## Collected data
* * * *
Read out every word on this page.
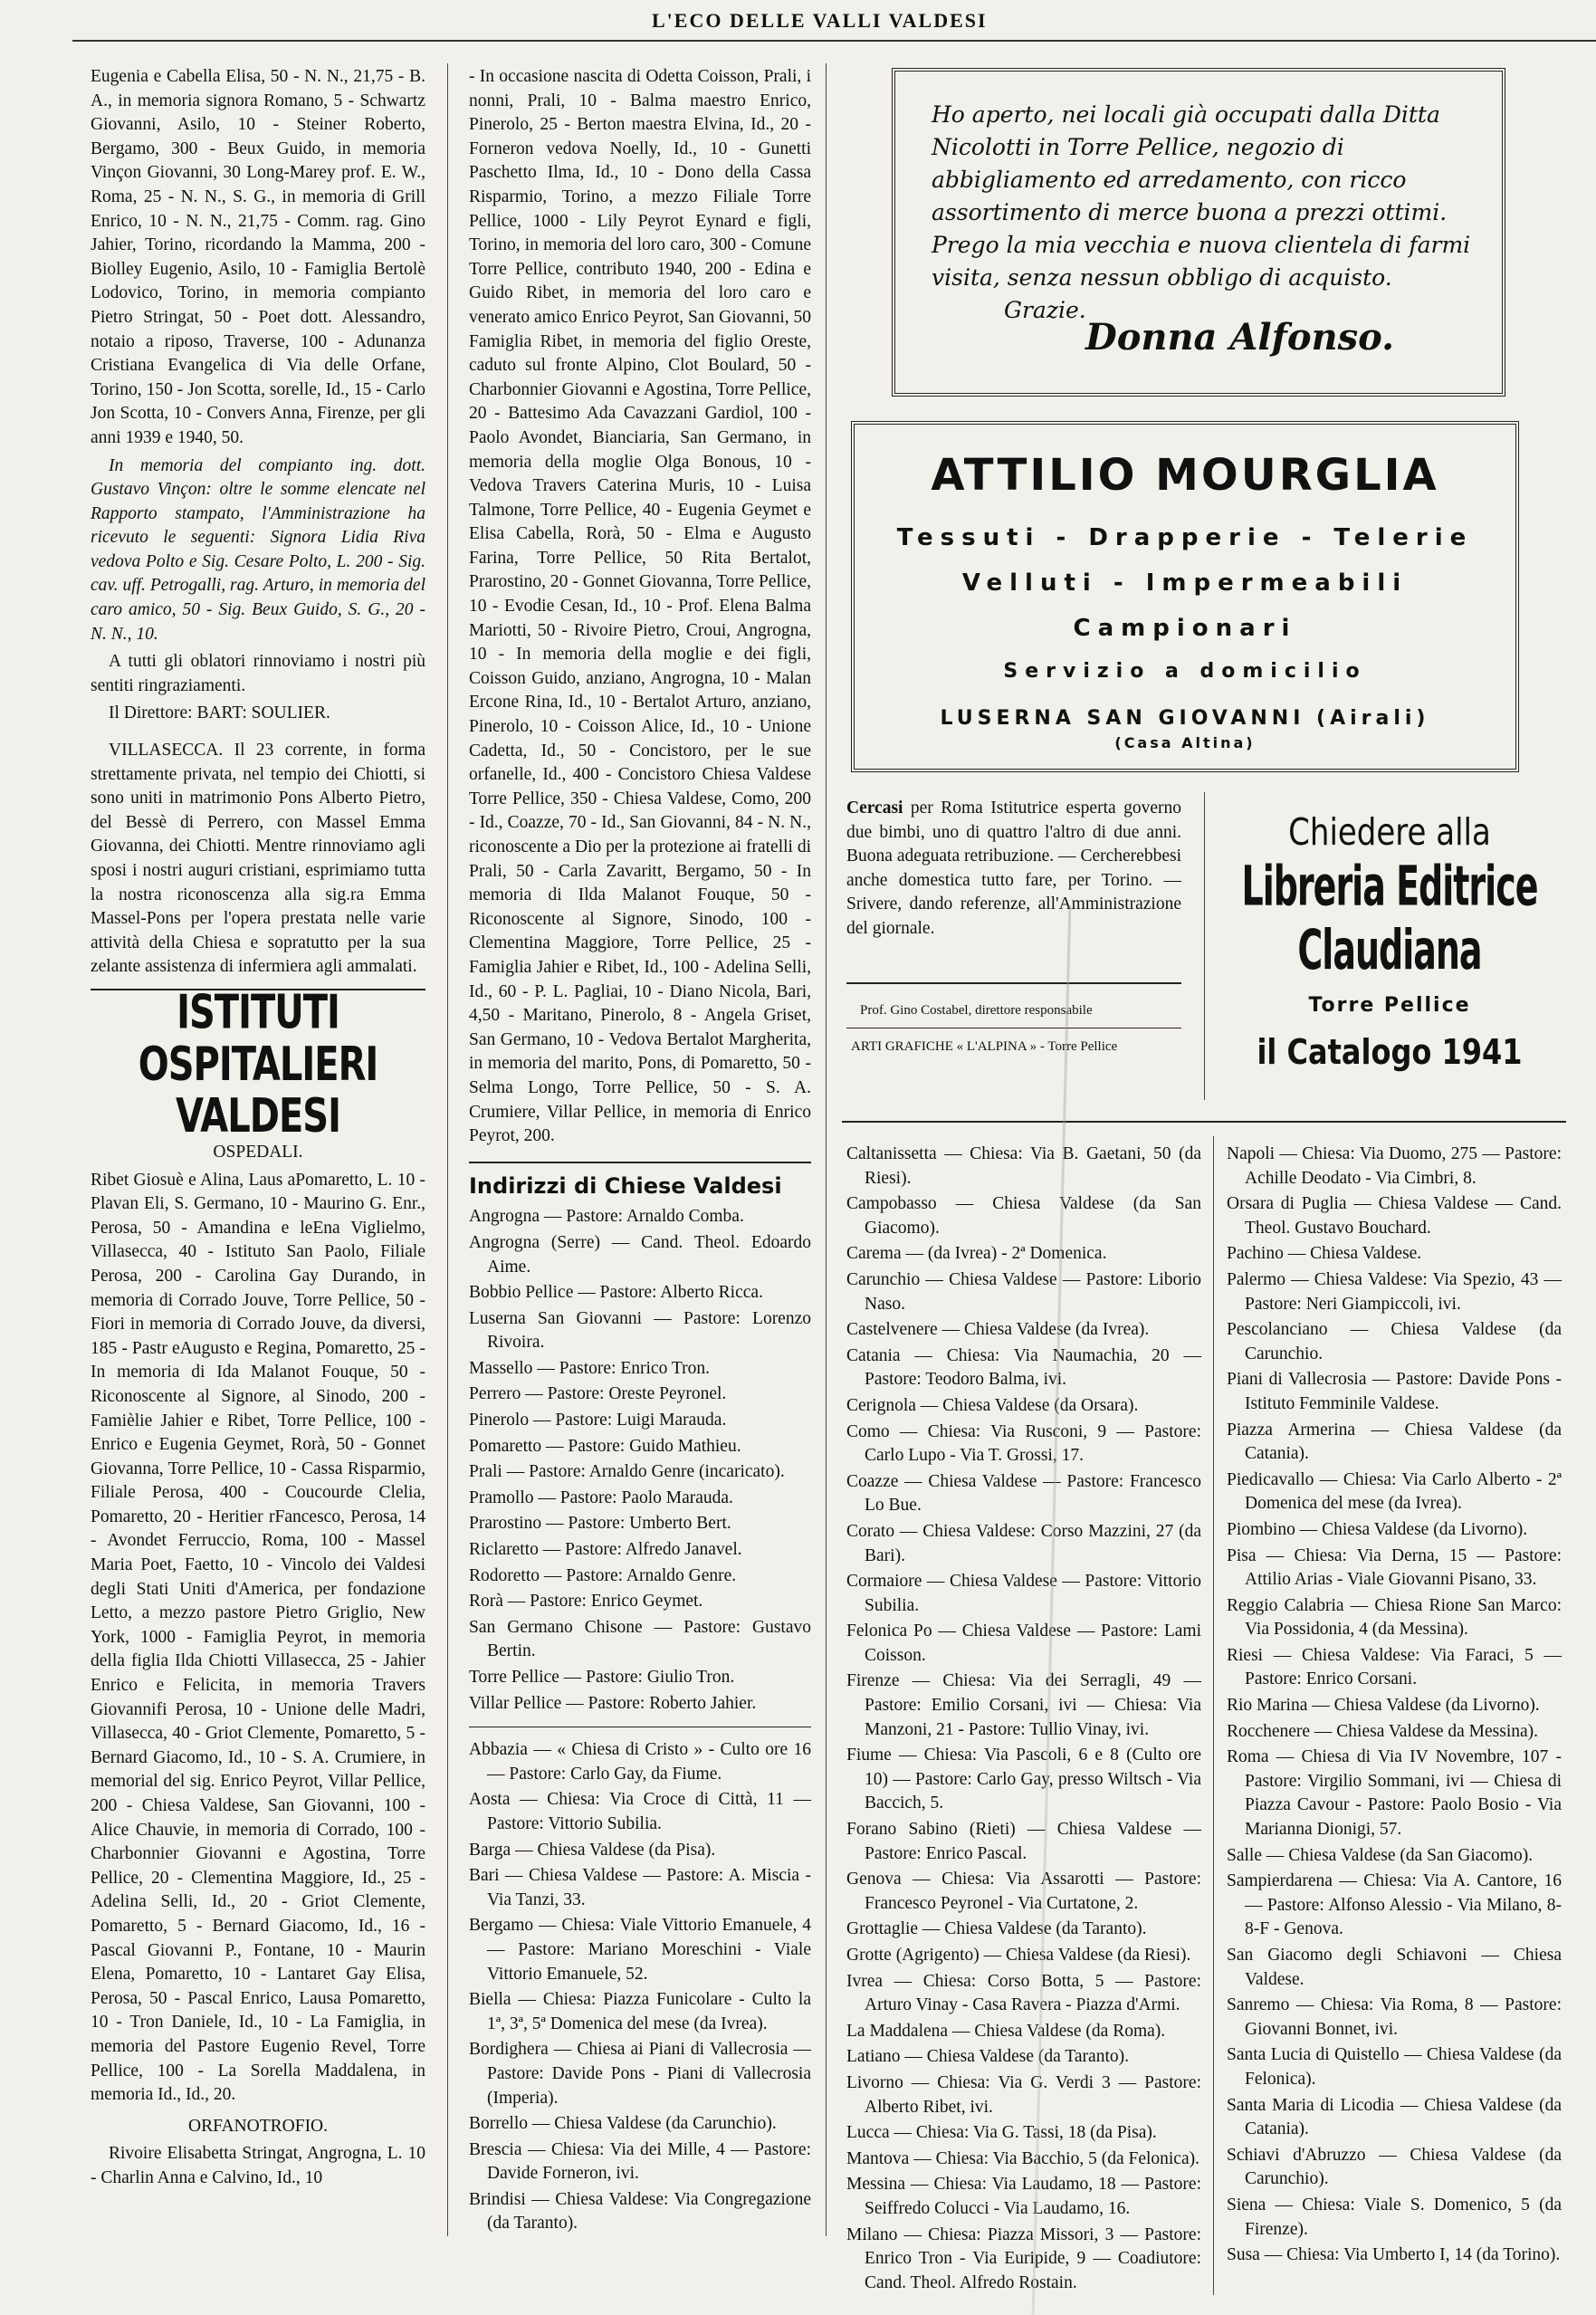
L'ECO DELLE VALLI VALDESI

Eugenia e Cabella Elisa, 50 - N. N., 21,75 - B. A., in memoria signora Romano, 5 - Schwartz Giovanni, Asilo, 10 - Steiner Roberto, Bergamo, 300 - Beux Guido, in memoria Vinçon Giovanni, 30 Long-Marey prof. E. W., Roma, 25 - N. N., S. G., in memoria di Grill Enrico, 10 - N. N., 21,75 - Comm. rag. Gino Jahier, Torino, ricordando la Mamma, 200 - Biolley Eugenio, Asilo, 10 - Famiglia Bertolè Lodovico, Torino, in memoria compianto Pietro Stringat, 50 - Poet dott. Alessandro, notaio a riposo, Traverse, 100 - Adunanza Cristiana Evangelica di Via delle Orfane, Torino, 150 - Jon Scotta, sorelle, Id., 15 - Carlo Jon Scotta, 10 - Convers Anna, Firenze, per gli anni 1939 e 1940, 50.

In memoria del compianto ing. dott. Gustavo Vinçon: oltre le somme elencate nel Rapporto stampato, l'Amministrazione ha ricevuto le seguenti: Signora Lidia Riva vedova Polto e Sig. Cesare Polto, L. 200 - Sig. cav. uff. Petrogalli, rag. Arturo, in memoria del caro amico, 50 - Sig. Beux Guido, S. G., 20 - N. N., 10.

A tutti gli oblatori rinnoviamo i nostri più sentiti ringraziamenti.

Il Direttore: BART: SOULIER.

VILLASECCA. Il 23 corrente, in forma strettamente privata, nel tempio dei Chiotti, si sono uniti in matrimonio Pons Alberto Pietro, del Bessè di Perrero, con Massel Emma Giovanna, dei Chiotti. Mentre rinnoviamo agli sposi i nostri auguri cristiani, esprimiamo tutta la nostra riconoscenza alla sig.ra Emma Massel-Pons per l'opera prestata nelle varie attività della Chiesa e sopratutto per la sua zelante assistenza di infermiera agli ammalati.

ISTITUTI OSPITALIERI VALDESI
OSPEDALI.

Ribet Giosuè e Alina, Laus aPomaretto, L. 10 - Plavan Eli, S. Germano, 10 - Maurino G. Enr., Perosa, 50 - Amandina e leEna Viglielmo, Villasecca, 40 - Istituto San Paolo, Filiale Perosa, 200 - Carolina Gay Durando, in memoria di Corrado Jouve, Torre Pellice, 50 - Fiori in memoria di Corrado Jouve, da diversi, 185 - Pastr eAugusto e Regina, Pomaretto, 25 - In memoria di Ida Malanot Fouque, 50 - Riconoscente al Signore, al Sinodo, 200 - Famièlie Jahier e Ribet, Torre Pellice, 100 - Enrico e Eugenia Geymet, Rorà, 50 - Gonnet Giovanna, Torre Pellice, 10 - Cassa Risparmio, Filiale Perosa, 400 - Coucourde Clelia, Pomaretto, 20 - Heritier rFancesco, Perosa, 14 - Avondet Ferruccio, Roma, 100 - Massel Maria Poet, Faetto, 10 - Vincolo dei Valdesi degli Stati Uniti d'America, per fondazione Letto, a mezzo pastore Pietro Griglio, New York, 1000 - Famiglia Peyrot, in memoria della figlia Ilda Chiotti Villasecca, 25 - Jahier Enrico e Felicita, in memoria Travers Giovannifi Perosa, 10 - Unione delle Madri, Villasecca, 40 - Griot Clemente, Pomaretto, 5 - Bernard Giacomo, Id., 10 - S. A. Crumiere, in memorial del sig. Enrico Peyrot, Villar Pellice, 200 - Chiesa Valdese, San Giovanni, 100 - Alice Chauvie, in memoria di Corrado, 100 - Charbonnier Giovanni e Agostina, Torre Pellice, 20 - Clementina Maggiore, Id., 25 - Adelina Selli, Id., 20 - Griot Clemente, Pomaretto, 5 - Bernard Giacomo, Id., 16 - Pascal Giovanni P., Fontane, 10 - Maurin Elena, Pomaretto, 10 - Lantaret Gay Elisa, Perosa, 50 - Pascal Enrico, Lausa Pomaretto, 10 - Tron Daniele, Id., 10 - La Famiglia, in memoria del Pastore Eugenio Revel, Torre Pellice, 100 - La Sorella Maddalena, in memoria Id., Id., 20.

ORFANOTROFIO.

Rivoire Elisabetta Stringat, Angrogna, L. 10 - Charlin Anna e Calvino, Id., 10

- In occasione nascita di Odetta Coisson, Prali, i nonni, Prali, 10 - Balma maestro Enrico, Pinerolo, 25 - Berton maestra Elvina, Id., 20 - Forneron vedova Noelly, Id., 10 - Gunetti Paschetto Ilma, Id., 10 - Dono della Cassa Risparmio, Torino, a mezzo Filiale Torre Pellice, 1000 - Lily Peyrot Eynard e figli, Torino, in memoria del loro caro, 300 - Comune Torre Pellice, contributo 1940, 200 - Edina e Guido Ribet, in memoria del loro caro e venerato amico Enrico Peyrot, San Giovanni, 50 Famiglia Ribet, in memoria del figlio Oreste, caduto sul fronte Alpino, Clot Boulard, 50 - Charbonnier Giovanni e Agostina, Torre Pellice, 20 - Battesimo Ada Cavazzani Gardiol, 100 - Paolo Avondet, Bianciaria, San Germano, in memoria della moglie Olga Bonous, 10 - Vedova Travers Caterina Muris, 10 - Luisa Talmone, Torre Pellice, 40 - Eugenia Geymet e Elisa Cabella, Rorà, 50 - Elma e Augusto Farina, Torre Pellice, 50 Rita Bertalot, Prarostino, 20 - Gonnet Giovanna, Torre Pellice, 10 - Evodie Cesan, Id., 10 - Prof. Elena Balma Mariotti, 50 - Rivoire Pietro, Croui, Angrogna, 10 - In memoria della moglie e dei figli, Coisson Guido, anziano, Angrogna, 10 - Malan Ercone Rina, Id., 10 - Bertalot Arturo, anziano, Pinerolo, 10 - Coisson Alice, Id., 10 - Unione Cadetta, Id., 50 - Concistoro, per le sue orfanelle, Id., 400 - Concistoro Chiesa Valdese Torre Pellice, 350 - Chiesa Valdese, Como, 200 - Id., Coazze, 70 - Id., San Giovanni, 84 - N. N., riconoscente a Dio per la protezione ai fratelli di Prali, 50 - Carla Zavaritt, Bergamo, 50 - In memoria di Ilda Malanot Fouque, 50 - Riconoscente al Signore, Sinodo, 100 - Clementina Maggiore, Torre Pellice, 25 - Famiglia Jahier e Ribet, Id., 100 - Adelina Selli, Id., 60 - P. L. Pagliai, 10 - Diano Nicola, Bari, 4,50 - Maritano, Pinerolo, 8 - Angela Griset, San Germano, 10 - Vedova Bertalot Margherita, in memoria del marito, Pons, di Pomaretto, 50 - Selma Longo, Torre Pellice, 50 - S. A. Crumiere, Villar Pellice, in memoria di Enrico Peyrot, 200.

Indirizzi di Chiese Valdesi

Angrogna — Pastore: Arnaldo Comba.

Angrogna (Serre) — Cand. Theol. Edoardo Aime.

Bobbio Pellice — Pastore: Alberto Ricca.

Luserna San Giovanni — Pastore: Lorenzo Rivoira.

Massello — Pastore: Enrico Tron.

Perrero — Pastore: Oreste Peyronel.

Pinerolo — Pastore: Luigi Marauda.

Pomaretto — Pastore: Guido Mathieu.

Prali — Pastore: Arnaldo Genre (incaricato).

Pramollo — Pastore: Paolo Marauda.

Prarostino — Pastore: Umberto Bert.

Riclaretto — Pastore: Alfredo Janavel.

Rodoretto — Pastore: Arnaldo Genre.

Rorà — Pastore: Enrico Geymet.

San Germano Chisone — Pastore: Gustavo Bertin.

Torre Pellice — Pastore: Giulio Tron.

Villar Pellice — Pastore: Roberto Jahier.

Abbazia — « Chiesa di Cristo » - Culto ore 16 — Pastore: Carlo Gay, da Fiume.

Aosta — Chiesa: Via Croce di Città, 11 — Pastore: Vittorio Subilia.

Barga — Chiesa Valdese (da Pisa).

Bari — Chiesa Valdese — Pastore: A. Miscia - Via Tanzi, 33.

Bergamo — Chiesa: Viale Vittorio Emanuele, 4 — Pastore: Mariano Moreschini - Viale Vittorio Emanuele, 52.

Biella — Chiesa: Piazza Funicolare - Culto la 1ª, 3ª, 5ª Domenica del mese (da Ivrea).

Bordighera — Chiesa ai Piani di Vallecrosia — Pastore: Davide Pons - Piani di Vallecrosia (Imperia).

Borrello — Chiesa Valdese (da Carunchio).

Brescia — Chiesa: Via dei Mille, 4 — Pastore: Davide Forneron, ivi.

Brindisi — Chiesa Valdese: Via Congregazione (da Taranto).

Ho aperto, nei locali già occupati dalla Ditta Nicolotti in Torre Pellice, negozio di abbigliamento ed arredamento, con ricco assortimento di merce buona a prezzi ottimi.
Prego la mia vecchia e nuova clientela di farmi visita, senza nessun obbligo di acquisto.
Grazie.
Donna Alfonso.
ATTILIO MOURGLIA
Tessuti - Drapperie - Telerie
Velluti - Impermeabili
Campionari
Servizio a domicilio
LUSERNA SAN GIOVANNI (Airali)
(Casa Altina)

Cercasi per Roma Istitutrice esperta governo due bimbi, uno di quattro l'altro di due anni. Buona adeguata retribuzione. — Cercherebbesi anche domestica tutto fare, per Torino. — Srivere, dando referenze, all'Amministrazione del giornale.

Chiedere alla
Libreria Editrice Claudiana
Torre Pellice
il Catalogo 1941
Prof. Gino Costabel, direttore responsabile
ARTI GRAFICHE « L'ALPINA » - Torre Pellice

Caltanissetta — Chiesa: Via B. Gaetani, 50 (da Riesi).

Campobasso — Chiesa Valdese (da San Giacomo).

Carema — (da Ivrea) - 2ª Domenica.

Carunchio — Chiesa Valdese — Pastore: Liborio Naso.

Castelvenere — Chiesa Valdese (da Ivrea).

Catania — Chiesa: Via Naumachia, 20 — Pastore: Teodoro Balma, ivi.

Cerignola — Chiesa Valdese (da Orsara).

Como — Chiesa: Via Rusconi, 9 — Pastore: Carlo Lupo - Via T. Grossi, 17.

Coazze — Chiesa Valdese — Pastore: Francesco Lo Bue.

Corato — Chiesa Valdese: Corso Mazzini, 27 (da Bari).

Cormaiore — Chiesa Valdese — Pastore: Vittorio Subilia.

Felonica Po — Chiesa Valdese — Pastore: Lami Coisson.

Firenze — Chiesa: Via dei Serragli, 49 — Pastore: Emilio Corsani, ivi — Chiesa: Via Manzoni, 21 - Pastore: Tullio Vinay, ivi.

Fiume — Chiesa: Via Pascoli, 6 e 8 (Culto ore 10) — Pastore: Carlo Gay, presso Wiltsch - Via Baccich, 5.

Forano Sabino (Rieti) — Chiesa Valdese — Pastore: Enrico Pascal.

Genova — Chiesa: Via Assarotti — Pastore: Francesco Peyronel - Via Curtatone, 2.

Grottaglie — Chiesa Valdese (da Taranto).

Grotte (Agrigento) — Chiesa Valdese (da Riesi).

Ivrea — Chiesa: Corso Botta, 5 — Pastore: Arturo Vinay - Casa Ravera - Piazza d'Armi.

La Maddalena — Chiesa Valdese (da Roma).

Latiano — Chiesa Valdese (da Taranto).

Livorno — Chiesa: Via G. Verdi 3 — Pastore: Alberto Ribet, ivi.

Lucca — Chiesa: Via G. Tassi, 18 (da Pisa).

Mantova — Chiesa: Via Bacchio, 5 (da Felonica).

Messina — Chiesa: Via Laudamo, 18 — Pastore: Seiffredo Colucci - Via Laudamo, 16.

Milano — Chiesa: Piazza Missori, 3 — Pastore: Enrico Tron - Via Euripide, 9 — Coadiutore: Cand. Theol. Alfredo Rostain.

Napoli — Chiesa: Via Duomo, 275 — Pastore: Achille Deodato - Via Cimbri, 8.

Orsara di Puglia — Chiesa Valdese — Cand. Theol. Gustavo Bouchard.

Pachino — Chiesa Valdese.

Palermo — Chiesa Valdese: Via Spezio, 43 — Pastore: Neri Giampiccoli, ivi.

Pescolanciano — Chiesa Valdese (da Carunchio.

Piani di Vallecrosia — Pastore: Davide Pons - Istituto Femminile Valdese.

Piazza Armerina — Chiesa Valdese (da Catania).

Piedicavallo — Chiesa: Via Carlo Alberto - 2ª Domenica del mese (da Ivrea).

Piombino — Chiesa Valdese (da Livorno).

Pisa — Chiesa: Via Derna, 15 — Pastore: Attilio Arias - Viale Giovanni Pisano, 33.

Reggio Calabria — Chiesa Rione San Marco: Via Possidonia, 4 (da Messina).

Riesi — Chiesa Valdese: Via Faraci, 5 — Pastore: Enrico Corsani.

Rio Marina — Chiesa Valdese (da Livorno).

Rocchenere — Chiesa Valdese da Messina).

Roma — Chiesa di Via IV Novembre, 107 - Pastore: Virgilio Sommani, ivi — Chiesa di Piazza Cavour - Pastore: Paolo Bosio - Via Marianna Dionigi, 57.

Salle — Chiesa Valdese (da San Giacomo).

Sampierdarena — Chiesa: Via A. Cantore, 16 — Pastore: Alfonso Alessio - Via Milano, 8-8-F - Genova.

San Giacomo degli Schiavoni — Chiesa Valdese.

Sanremo — Chiesa: Via Roma, 8 — Pastore: Giovanni Bonnet, ivi.

Santa Lucia di Quistello — Chiesa Valdese (da Felonica).

Santa Maria di Licodia — Chiesa Valdese (da Catania).

Schiavi d'Abruzzo — Chiesa Valdese (da Carunchio).

Siena — Chiesa: Viale S. Domenico, 5 (da Firenze).

Susa — Chiesa: Via Umberto I, 14 (da Torino).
* * * *
## What to work on
Check each line above for "Piazza" and return the ones that have it.

## Result
Biella — Chiesa: Piazza Funicolare - Culto la 1ª, 3ª, 5ª Domenica del mese (da Ivrea).
Ivrea — Chiesa: Corso Botta, 5 — Pastore: Arturo Vinay - Casa Ravera - Piazza d'Armi.
Milano — Chiesa: Piazza Missori, 3 — Pastore: Enrico Tron - Via Euripide, 9 — Coadiutore: Cand. Theol. Alfredo Rostain.
Piazza Armerina — Chiesa Valdese (da Catania).
Roma — Chiesa di Via IV Novembre, 107 - Pastore: Virgilio Sommani, ivi — Chiesa di Piazza Cavour - Pastore: Paolo Bosio - Via Marianna Dionigi, 57.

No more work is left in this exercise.